+++ MATERIALS PROVIDED +++

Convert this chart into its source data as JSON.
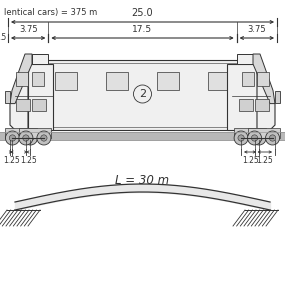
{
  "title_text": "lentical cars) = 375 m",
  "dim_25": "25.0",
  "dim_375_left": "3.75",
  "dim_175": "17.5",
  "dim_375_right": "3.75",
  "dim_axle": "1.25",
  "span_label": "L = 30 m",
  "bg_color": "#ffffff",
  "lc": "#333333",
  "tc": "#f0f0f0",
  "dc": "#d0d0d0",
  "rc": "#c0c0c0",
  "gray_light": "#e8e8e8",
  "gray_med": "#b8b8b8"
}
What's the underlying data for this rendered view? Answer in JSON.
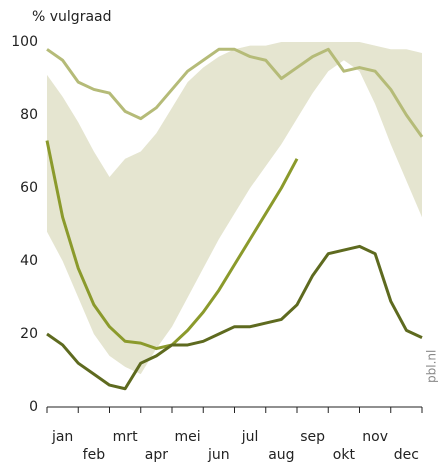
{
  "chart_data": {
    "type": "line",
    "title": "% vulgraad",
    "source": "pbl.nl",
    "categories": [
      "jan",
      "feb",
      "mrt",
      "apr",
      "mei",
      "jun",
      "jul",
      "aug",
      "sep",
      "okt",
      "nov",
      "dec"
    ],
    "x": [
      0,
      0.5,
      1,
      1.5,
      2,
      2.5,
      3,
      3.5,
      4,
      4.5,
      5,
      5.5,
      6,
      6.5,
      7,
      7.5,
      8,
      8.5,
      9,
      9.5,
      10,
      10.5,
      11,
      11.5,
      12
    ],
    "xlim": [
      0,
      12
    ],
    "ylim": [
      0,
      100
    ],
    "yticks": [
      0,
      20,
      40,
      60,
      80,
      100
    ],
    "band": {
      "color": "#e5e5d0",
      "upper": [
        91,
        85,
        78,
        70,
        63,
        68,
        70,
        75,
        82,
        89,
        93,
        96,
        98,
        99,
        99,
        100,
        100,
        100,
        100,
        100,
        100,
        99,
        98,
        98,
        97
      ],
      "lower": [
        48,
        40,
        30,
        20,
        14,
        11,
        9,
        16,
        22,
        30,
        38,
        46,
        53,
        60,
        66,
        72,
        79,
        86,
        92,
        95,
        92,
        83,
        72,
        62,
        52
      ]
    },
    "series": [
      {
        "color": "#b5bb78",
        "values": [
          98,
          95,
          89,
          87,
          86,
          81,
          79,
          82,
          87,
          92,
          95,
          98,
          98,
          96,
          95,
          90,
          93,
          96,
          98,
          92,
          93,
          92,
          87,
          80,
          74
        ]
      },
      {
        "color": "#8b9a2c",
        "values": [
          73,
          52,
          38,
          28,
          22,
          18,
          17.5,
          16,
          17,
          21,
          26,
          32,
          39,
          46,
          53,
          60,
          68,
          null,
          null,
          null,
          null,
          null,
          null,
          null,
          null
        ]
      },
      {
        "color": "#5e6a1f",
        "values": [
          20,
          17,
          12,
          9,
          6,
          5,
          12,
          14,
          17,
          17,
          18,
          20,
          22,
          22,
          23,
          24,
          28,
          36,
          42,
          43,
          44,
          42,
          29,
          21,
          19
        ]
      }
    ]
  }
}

+++
+++ MATERIALS PROVIDED +++

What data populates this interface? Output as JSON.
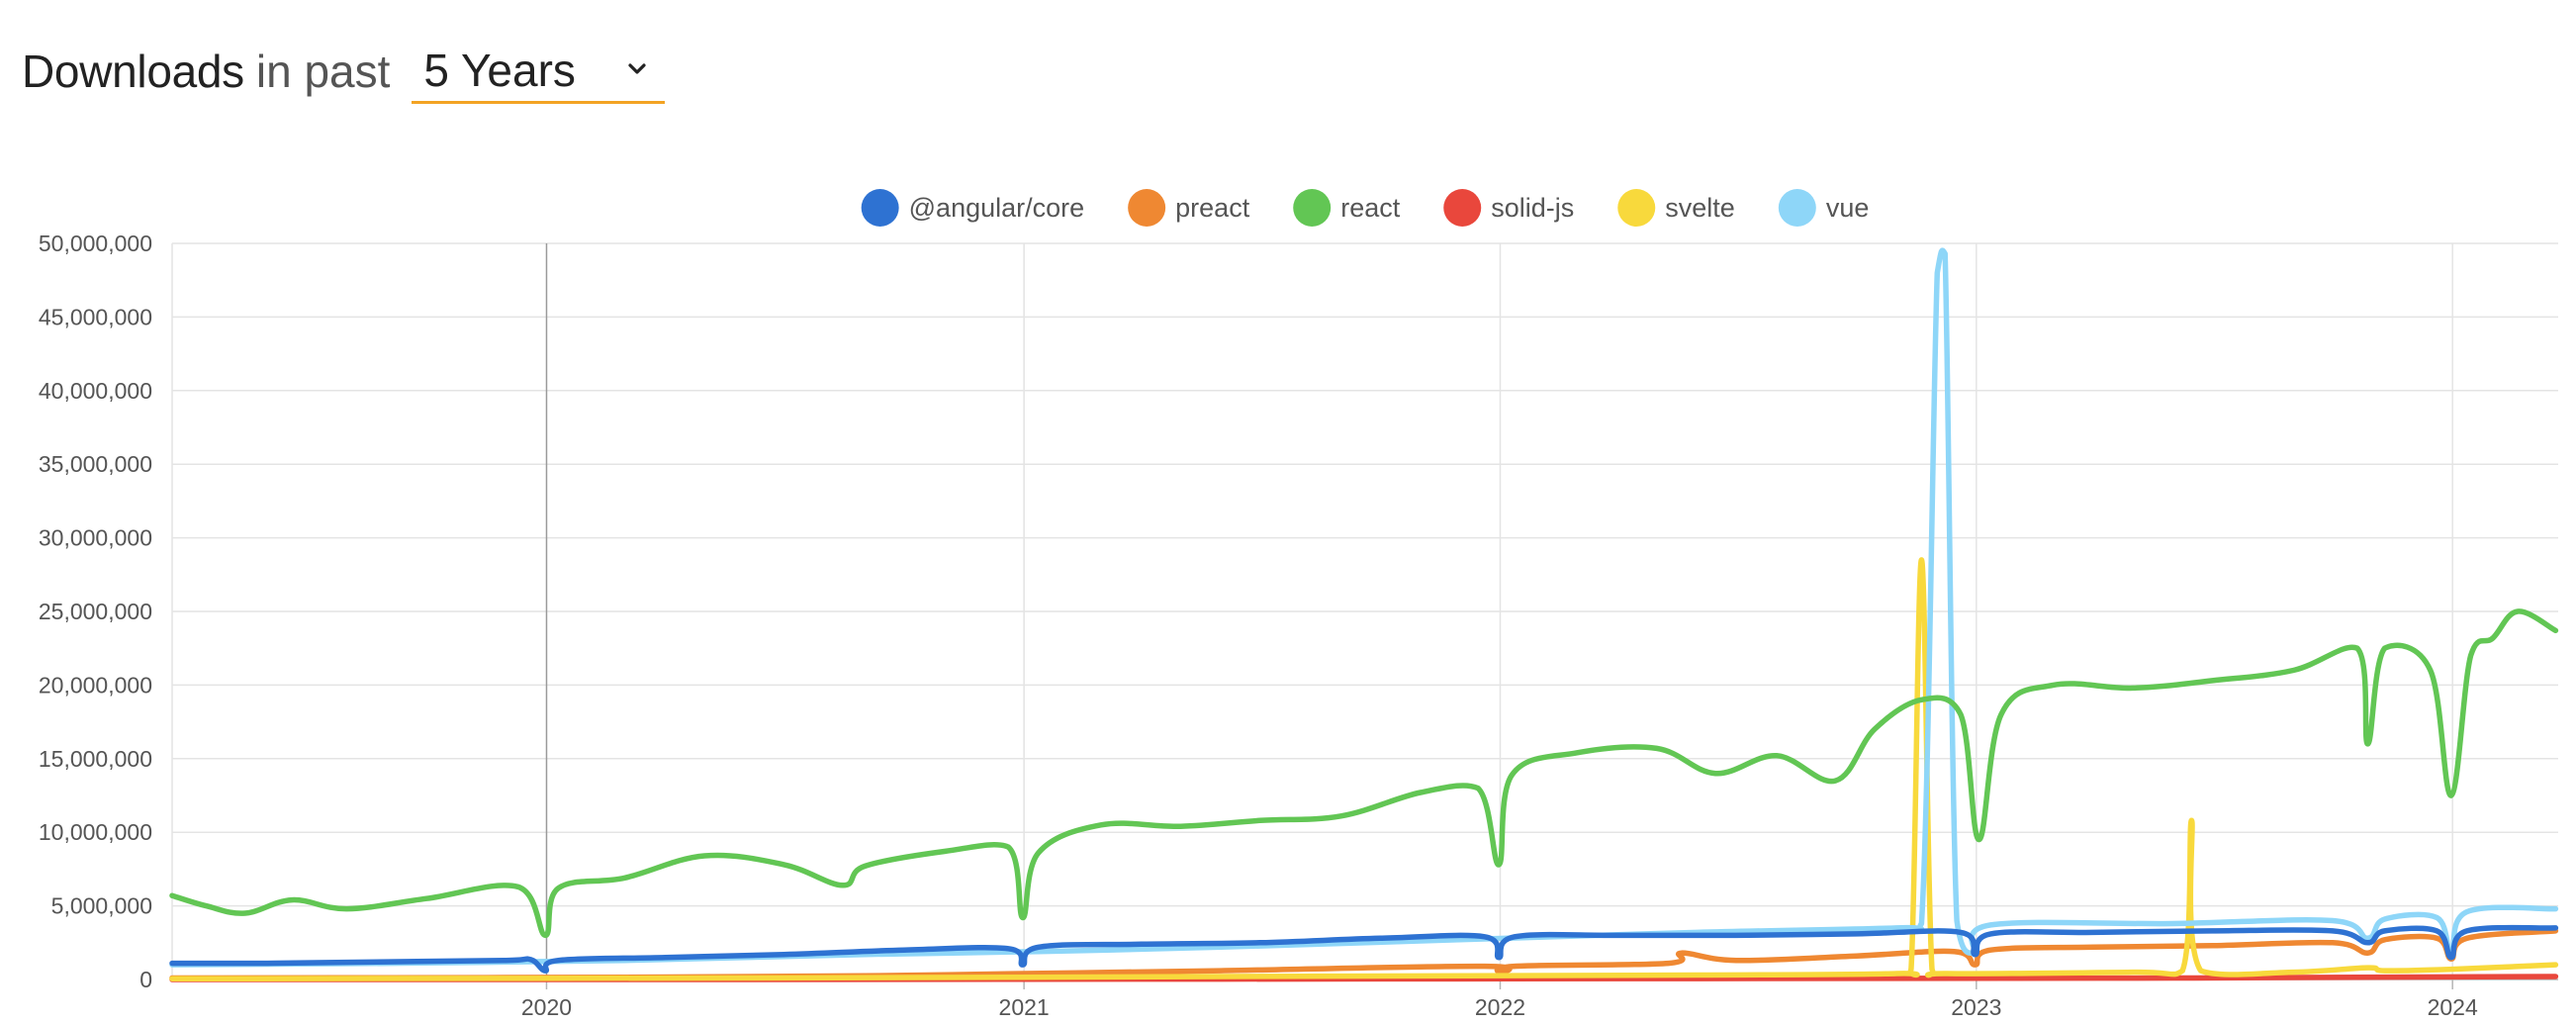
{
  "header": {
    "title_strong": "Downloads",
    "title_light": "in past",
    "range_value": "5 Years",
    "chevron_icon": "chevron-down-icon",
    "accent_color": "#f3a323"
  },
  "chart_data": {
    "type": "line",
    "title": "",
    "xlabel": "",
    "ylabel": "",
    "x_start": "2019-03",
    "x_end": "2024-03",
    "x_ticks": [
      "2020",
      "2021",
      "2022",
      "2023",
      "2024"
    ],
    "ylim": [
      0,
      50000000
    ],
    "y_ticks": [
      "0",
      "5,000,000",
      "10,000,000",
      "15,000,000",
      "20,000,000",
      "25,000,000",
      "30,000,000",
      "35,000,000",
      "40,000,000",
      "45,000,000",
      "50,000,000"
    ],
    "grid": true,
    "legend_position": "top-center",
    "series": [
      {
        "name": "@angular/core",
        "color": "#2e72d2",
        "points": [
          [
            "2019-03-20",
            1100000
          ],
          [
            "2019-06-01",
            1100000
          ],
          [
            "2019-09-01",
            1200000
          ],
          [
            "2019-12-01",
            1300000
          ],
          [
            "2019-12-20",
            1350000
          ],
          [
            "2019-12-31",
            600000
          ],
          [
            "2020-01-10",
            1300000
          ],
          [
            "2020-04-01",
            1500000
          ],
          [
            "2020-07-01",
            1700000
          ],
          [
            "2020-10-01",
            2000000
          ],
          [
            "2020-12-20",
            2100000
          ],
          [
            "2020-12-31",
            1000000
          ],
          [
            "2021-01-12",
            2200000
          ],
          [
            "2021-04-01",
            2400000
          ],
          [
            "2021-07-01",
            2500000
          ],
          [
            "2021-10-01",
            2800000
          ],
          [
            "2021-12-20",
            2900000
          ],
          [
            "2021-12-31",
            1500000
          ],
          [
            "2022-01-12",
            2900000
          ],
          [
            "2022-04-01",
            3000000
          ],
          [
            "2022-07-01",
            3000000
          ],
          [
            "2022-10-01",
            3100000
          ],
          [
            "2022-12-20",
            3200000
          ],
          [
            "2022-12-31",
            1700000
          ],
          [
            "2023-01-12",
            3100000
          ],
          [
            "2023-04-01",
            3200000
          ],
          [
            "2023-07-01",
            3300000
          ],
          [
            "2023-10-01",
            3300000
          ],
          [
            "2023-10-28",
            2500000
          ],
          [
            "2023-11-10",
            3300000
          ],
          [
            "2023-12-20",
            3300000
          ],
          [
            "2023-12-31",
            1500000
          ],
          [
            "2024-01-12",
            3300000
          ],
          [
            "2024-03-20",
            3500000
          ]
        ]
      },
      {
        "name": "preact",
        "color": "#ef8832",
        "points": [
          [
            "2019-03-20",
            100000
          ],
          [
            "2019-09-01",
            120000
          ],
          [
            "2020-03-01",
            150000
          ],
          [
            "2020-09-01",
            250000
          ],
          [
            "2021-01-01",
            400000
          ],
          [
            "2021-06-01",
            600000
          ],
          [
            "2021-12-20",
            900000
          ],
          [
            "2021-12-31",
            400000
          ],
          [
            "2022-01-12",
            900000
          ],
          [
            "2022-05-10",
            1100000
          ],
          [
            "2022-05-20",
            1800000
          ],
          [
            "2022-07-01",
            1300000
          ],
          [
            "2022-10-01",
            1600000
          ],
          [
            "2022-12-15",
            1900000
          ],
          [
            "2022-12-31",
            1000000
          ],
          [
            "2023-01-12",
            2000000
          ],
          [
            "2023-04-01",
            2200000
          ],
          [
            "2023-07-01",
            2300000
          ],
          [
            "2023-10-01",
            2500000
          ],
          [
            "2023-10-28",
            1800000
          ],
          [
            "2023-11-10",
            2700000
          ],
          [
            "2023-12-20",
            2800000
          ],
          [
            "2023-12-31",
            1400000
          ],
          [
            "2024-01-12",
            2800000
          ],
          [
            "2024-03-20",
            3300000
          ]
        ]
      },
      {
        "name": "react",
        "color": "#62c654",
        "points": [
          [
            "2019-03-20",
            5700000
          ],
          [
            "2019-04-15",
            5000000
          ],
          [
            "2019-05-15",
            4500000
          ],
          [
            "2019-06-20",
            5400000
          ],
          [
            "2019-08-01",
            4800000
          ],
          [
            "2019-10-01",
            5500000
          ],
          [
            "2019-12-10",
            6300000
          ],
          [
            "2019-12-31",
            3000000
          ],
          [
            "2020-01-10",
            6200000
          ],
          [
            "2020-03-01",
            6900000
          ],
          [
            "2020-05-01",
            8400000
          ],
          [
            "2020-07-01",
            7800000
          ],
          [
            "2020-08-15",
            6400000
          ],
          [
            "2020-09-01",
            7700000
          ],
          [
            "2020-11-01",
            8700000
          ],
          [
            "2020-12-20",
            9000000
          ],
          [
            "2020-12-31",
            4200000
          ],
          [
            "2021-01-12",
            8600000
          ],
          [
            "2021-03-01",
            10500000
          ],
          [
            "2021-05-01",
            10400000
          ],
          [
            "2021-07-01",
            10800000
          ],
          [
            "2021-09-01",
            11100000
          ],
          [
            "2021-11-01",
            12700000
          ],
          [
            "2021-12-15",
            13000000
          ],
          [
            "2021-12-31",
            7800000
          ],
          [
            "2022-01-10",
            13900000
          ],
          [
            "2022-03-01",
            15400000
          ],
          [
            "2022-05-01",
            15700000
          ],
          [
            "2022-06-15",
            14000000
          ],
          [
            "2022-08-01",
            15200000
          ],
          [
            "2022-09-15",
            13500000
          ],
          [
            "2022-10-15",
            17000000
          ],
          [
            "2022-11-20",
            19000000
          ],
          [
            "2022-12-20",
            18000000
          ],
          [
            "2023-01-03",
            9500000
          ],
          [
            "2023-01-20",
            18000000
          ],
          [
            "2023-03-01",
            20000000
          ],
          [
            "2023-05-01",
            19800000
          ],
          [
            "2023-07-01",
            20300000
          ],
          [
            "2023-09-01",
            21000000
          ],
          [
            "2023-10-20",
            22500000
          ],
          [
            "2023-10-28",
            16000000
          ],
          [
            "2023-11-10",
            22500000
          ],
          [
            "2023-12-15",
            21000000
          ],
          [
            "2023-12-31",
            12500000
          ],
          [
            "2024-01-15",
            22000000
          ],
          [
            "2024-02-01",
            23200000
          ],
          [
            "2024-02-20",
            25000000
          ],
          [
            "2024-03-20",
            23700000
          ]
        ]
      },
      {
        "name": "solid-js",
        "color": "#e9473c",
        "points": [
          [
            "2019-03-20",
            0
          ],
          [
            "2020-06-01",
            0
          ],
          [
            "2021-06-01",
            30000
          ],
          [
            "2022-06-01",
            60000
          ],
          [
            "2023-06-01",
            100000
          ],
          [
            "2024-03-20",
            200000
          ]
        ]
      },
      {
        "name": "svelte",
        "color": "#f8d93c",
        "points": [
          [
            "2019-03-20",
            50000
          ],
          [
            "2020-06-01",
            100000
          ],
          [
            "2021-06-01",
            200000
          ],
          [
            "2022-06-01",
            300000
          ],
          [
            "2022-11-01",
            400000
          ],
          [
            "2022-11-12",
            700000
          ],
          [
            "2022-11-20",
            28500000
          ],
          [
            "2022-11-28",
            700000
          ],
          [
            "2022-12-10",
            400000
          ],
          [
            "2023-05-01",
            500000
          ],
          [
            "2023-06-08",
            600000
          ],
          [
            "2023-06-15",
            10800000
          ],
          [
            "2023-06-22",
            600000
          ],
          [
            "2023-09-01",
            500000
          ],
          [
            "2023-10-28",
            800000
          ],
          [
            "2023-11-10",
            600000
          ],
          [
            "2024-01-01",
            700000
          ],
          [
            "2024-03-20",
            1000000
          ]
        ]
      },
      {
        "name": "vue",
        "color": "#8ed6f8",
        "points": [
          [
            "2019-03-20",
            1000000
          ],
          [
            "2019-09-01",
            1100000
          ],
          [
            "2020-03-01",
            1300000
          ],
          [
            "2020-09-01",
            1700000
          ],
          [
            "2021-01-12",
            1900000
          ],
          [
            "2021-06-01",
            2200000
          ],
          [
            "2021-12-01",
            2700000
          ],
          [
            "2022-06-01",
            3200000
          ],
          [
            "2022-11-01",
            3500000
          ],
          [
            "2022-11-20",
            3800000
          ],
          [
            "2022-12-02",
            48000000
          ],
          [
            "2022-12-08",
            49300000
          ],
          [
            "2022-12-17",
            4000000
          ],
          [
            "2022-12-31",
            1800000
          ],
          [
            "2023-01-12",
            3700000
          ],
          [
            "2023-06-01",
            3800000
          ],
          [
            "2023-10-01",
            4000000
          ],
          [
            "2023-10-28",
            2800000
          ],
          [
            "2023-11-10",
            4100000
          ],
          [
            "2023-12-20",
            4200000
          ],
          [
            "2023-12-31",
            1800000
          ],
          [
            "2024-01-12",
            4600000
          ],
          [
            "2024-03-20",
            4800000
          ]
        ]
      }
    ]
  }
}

+++

◆ **WRITTEN TASK**
Read the data above and count the lines that include "What". Answer only with the count.

◆ **SOLVED PROBLEM**
2